#### Written request:
Scan the material below for lines with the word "conventional" and report how many there are, with nothing added.
==================================================
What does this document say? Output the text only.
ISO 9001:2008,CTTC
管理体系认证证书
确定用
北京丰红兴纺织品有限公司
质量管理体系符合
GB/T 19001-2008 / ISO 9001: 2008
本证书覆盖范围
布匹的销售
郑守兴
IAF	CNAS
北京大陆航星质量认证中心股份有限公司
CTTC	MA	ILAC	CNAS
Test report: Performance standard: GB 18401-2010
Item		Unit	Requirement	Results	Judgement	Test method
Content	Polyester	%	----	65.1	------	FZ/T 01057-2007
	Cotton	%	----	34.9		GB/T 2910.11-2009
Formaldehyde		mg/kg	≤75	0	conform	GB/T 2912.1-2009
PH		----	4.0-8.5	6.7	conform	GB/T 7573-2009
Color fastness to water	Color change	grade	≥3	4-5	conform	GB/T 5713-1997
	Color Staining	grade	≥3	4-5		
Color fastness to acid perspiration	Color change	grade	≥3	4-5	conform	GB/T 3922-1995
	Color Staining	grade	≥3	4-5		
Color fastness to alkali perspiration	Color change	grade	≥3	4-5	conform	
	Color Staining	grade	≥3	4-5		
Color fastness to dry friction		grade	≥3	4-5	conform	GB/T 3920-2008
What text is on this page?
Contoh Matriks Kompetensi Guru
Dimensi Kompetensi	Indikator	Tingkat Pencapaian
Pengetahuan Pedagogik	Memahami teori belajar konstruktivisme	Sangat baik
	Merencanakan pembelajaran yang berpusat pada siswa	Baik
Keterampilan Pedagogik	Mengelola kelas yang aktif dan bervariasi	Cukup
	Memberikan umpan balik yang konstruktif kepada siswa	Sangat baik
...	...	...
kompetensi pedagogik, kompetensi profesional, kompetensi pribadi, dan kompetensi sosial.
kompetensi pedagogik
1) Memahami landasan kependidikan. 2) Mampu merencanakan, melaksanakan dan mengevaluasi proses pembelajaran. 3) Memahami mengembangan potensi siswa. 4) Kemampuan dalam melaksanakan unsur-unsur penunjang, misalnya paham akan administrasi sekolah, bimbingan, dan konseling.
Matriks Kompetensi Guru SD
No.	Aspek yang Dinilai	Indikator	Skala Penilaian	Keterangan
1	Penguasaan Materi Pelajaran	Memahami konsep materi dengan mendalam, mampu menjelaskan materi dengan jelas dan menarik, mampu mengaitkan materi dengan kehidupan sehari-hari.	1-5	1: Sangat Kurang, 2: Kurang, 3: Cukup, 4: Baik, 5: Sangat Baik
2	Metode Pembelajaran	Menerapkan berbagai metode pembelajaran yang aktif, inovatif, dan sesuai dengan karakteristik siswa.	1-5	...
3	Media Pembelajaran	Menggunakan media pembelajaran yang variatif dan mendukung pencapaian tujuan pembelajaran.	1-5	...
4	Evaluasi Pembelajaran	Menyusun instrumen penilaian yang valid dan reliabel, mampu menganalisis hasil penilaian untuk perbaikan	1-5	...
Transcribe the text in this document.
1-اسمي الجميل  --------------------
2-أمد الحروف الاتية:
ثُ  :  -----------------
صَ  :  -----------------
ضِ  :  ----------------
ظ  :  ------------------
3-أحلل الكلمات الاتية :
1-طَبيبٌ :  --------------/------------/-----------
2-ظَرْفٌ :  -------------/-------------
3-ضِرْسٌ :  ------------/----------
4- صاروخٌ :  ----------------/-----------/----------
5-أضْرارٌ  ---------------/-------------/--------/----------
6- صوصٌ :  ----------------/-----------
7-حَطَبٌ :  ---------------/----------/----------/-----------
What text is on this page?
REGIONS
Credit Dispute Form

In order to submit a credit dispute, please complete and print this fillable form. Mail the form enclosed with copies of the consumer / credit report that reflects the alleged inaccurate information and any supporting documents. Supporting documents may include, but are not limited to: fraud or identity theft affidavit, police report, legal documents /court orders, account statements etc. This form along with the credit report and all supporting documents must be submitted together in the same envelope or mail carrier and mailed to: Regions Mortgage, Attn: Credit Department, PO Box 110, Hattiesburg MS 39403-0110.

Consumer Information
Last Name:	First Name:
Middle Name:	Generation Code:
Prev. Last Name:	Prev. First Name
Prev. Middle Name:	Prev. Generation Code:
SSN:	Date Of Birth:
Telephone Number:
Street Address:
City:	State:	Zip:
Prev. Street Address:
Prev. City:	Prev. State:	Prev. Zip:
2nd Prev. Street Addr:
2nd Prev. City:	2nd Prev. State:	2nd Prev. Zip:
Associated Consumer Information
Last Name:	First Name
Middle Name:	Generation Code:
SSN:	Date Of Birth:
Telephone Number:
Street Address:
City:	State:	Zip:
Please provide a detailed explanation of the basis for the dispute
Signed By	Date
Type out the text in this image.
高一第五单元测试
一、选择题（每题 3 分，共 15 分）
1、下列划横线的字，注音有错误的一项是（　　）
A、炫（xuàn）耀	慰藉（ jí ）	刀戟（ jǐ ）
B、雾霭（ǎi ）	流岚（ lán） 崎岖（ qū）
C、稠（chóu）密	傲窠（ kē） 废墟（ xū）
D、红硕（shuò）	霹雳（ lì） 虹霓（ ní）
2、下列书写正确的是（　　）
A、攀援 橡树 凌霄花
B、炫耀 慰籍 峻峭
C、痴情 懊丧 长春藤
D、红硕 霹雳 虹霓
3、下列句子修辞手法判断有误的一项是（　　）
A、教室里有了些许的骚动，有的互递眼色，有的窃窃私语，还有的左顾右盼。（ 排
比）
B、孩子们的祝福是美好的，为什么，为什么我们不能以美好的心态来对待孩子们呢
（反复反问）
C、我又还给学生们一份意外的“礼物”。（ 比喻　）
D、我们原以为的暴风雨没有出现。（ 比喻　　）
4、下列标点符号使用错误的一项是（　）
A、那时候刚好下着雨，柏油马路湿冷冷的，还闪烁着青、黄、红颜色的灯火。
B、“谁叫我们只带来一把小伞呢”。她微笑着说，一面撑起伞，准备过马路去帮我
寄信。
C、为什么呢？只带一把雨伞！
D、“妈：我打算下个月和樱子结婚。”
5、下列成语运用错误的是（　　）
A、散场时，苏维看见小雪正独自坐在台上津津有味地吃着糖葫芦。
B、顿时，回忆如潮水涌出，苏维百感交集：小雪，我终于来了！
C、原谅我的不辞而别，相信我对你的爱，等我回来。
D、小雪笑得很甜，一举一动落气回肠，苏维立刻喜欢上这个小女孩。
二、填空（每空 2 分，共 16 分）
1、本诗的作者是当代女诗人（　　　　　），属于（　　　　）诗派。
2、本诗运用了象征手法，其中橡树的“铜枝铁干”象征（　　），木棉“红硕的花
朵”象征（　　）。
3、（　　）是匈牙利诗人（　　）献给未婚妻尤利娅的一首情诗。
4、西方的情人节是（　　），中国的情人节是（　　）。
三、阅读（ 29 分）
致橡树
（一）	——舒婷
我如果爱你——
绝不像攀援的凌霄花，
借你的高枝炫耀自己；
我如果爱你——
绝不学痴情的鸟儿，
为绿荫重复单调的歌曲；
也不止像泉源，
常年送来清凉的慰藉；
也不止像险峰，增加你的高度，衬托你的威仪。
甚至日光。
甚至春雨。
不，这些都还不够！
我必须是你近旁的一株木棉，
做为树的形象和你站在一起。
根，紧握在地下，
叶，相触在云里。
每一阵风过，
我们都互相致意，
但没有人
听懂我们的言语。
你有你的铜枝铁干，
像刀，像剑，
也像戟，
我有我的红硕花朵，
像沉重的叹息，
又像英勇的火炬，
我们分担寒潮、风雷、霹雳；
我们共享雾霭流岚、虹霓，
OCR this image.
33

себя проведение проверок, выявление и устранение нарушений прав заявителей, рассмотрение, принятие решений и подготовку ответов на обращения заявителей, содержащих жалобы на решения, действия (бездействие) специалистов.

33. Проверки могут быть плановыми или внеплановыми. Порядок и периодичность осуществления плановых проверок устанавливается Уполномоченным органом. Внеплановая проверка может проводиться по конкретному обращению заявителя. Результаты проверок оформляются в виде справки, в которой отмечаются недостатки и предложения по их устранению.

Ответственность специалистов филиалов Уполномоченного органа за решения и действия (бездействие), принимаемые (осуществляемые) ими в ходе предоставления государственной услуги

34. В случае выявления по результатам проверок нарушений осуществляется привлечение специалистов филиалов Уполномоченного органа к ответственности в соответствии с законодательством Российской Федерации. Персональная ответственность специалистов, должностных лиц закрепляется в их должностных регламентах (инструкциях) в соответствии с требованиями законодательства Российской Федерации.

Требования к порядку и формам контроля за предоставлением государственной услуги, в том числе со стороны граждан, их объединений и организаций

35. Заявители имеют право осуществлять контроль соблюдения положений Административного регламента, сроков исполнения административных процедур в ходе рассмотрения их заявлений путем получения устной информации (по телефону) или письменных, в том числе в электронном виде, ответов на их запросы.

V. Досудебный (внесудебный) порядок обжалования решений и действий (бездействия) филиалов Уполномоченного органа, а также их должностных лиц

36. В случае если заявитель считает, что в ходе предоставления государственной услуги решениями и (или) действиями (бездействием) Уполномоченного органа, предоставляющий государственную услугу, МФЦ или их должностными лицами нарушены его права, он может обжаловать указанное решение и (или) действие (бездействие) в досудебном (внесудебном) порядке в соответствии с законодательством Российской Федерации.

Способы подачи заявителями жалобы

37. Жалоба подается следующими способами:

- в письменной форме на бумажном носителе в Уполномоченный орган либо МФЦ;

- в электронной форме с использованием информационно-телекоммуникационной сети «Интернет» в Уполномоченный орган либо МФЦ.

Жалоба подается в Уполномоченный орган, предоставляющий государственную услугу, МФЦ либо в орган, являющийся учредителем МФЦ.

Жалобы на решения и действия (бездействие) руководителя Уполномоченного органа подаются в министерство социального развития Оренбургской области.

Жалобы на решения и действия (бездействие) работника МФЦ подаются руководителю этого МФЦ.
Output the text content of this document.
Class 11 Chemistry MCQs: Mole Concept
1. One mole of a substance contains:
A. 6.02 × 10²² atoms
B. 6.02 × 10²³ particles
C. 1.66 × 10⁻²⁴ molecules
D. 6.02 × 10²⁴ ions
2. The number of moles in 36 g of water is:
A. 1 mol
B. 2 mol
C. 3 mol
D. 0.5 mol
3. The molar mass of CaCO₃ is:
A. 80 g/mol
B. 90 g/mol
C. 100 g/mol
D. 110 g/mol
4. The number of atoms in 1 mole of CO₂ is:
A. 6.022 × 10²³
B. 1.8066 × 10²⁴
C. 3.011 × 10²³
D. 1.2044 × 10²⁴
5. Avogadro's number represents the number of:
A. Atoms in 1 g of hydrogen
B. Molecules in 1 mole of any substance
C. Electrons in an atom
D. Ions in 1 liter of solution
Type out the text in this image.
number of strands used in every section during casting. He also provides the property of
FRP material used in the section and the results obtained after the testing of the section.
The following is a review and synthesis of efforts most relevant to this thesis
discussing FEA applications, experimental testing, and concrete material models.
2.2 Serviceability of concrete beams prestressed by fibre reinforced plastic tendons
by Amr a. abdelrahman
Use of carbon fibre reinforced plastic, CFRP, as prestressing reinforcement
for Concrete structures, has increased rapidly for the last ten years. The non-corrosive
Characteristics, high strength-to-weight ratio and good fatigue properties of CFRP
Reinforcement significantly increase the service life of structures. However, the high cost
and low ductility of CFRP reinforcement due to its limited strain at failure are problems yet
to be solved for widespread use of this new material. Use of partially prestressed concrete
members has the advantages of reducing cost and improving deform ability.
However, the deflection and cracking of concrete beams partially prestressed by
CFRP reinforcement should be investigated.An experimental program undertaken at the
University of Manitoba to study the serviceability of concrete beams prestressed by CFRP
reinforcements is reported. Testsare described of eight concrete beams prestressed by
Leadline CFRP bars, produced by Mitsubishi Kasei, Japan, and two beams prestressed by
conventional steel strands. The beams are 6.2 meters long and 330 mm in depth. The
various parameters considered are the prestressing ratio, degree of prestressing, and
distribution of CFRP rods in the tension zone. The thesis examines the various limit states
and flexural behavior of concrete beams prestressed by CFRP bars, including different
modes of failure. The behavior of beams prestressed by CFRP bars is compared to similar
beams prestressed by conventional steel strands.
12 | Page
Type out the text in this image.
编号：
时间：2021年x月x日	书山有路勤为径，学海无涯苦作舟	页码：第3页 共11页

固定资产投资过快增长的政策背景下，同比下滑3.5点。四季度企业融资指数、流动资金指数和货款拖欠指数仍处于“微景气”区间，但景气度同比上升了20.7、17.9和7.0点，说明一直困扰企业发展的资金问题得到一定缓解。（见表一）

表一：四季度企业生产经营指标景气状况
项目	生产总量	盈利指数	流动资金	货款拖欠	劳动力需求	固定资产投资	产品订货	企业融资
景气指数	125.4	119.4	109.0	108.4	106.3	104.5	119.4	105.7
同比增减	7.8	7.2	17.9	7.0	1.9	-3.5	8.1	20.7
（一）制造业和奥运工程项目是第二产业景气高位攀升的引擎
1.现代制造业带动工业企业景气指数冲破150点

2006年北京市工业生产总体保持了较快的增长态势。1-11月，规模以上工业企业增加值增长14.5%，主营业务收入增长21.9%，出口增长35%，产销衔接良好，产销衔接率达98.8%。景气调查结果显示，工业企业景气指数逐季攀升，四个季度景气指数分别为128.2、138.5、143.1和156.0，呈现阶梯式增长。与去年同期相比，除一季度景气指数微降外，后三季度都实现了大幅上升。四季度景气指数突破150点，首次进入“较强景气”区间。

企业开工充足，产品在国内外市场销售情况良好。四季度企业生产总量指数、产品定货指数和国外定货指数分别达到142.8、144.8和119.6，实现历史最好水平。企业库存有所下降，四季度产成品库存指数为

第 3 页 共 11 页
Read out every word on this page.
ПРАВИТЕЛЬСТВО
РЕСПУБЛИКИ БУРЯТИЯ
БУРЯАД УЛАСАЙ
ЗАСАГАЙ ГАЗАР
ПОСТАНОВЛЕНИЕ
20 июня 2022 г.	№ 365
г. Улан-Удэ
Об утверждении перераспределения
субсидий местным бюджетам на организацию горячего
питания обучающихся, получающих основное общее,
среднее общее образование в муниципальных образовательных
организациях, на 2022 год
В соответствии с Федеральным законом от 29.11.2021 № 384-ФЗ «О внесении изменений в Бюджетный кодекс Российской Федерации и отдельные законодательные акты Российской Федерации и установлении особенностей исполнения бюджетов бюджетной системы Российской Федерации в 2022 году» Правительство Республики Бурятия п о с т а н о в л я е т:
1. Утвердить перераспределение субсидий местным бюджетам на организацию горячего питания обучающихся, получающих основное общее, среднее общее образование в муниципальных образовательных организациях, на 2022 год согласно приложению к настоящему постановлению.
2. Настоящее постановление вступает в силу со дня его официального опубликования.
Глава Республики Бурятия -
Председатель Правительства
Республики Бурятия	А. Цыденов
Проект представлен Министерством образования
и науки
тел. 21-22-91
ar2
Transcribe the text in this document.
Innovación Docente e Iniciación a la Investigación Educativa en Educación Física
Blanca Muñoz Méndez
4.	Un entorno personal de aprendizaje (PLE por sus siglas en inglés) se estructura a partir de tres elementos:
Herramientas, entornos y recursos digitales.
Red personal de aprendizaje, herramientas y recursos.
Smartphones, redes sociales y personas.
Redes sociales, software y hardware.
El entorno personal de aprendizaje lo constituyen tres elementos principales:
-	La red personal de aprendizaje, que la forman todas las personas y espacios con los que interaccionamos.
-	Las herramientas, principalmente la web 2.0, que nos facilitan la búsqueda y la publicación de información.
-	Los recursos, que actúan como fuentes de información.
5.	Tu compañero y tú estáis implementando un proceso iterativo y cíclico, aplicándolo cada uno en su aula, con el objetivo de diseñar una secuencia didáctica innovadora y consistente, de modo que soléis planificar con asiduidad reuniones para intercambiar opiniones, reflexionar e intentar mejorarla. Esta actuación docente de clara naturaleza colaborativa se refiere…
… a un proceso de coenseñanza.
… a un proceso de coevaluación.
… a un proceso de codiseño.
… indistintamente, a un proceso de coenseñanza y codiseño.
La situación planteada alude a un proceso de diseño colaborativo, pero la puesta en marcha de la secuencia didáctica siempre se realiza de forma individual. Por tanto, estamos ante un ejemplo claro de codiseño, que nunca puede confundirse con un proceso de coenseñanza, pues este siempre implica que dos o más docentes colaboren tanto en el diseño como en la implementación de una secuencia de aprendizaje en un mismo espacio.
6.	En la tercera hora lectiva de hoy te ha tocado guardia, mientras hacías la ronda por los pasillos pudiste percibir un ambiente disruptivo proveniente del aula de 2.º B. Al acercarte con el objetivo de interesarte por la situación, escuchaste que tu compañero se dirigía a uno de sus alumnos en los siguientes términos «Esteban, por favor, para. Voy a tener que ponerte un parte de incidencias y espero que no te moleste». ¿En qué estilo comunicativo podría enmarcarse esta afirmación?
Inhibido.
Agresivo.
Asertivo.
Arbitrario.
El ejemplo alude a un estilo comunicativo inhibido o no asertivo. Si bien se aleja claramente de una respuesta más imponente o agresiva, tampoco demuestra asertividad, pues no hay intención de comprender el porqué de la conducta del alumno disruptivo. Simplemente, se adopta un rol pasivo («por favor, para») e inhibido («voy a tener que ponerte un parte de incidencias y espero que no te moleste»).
==================================================
#### Result of the task:
2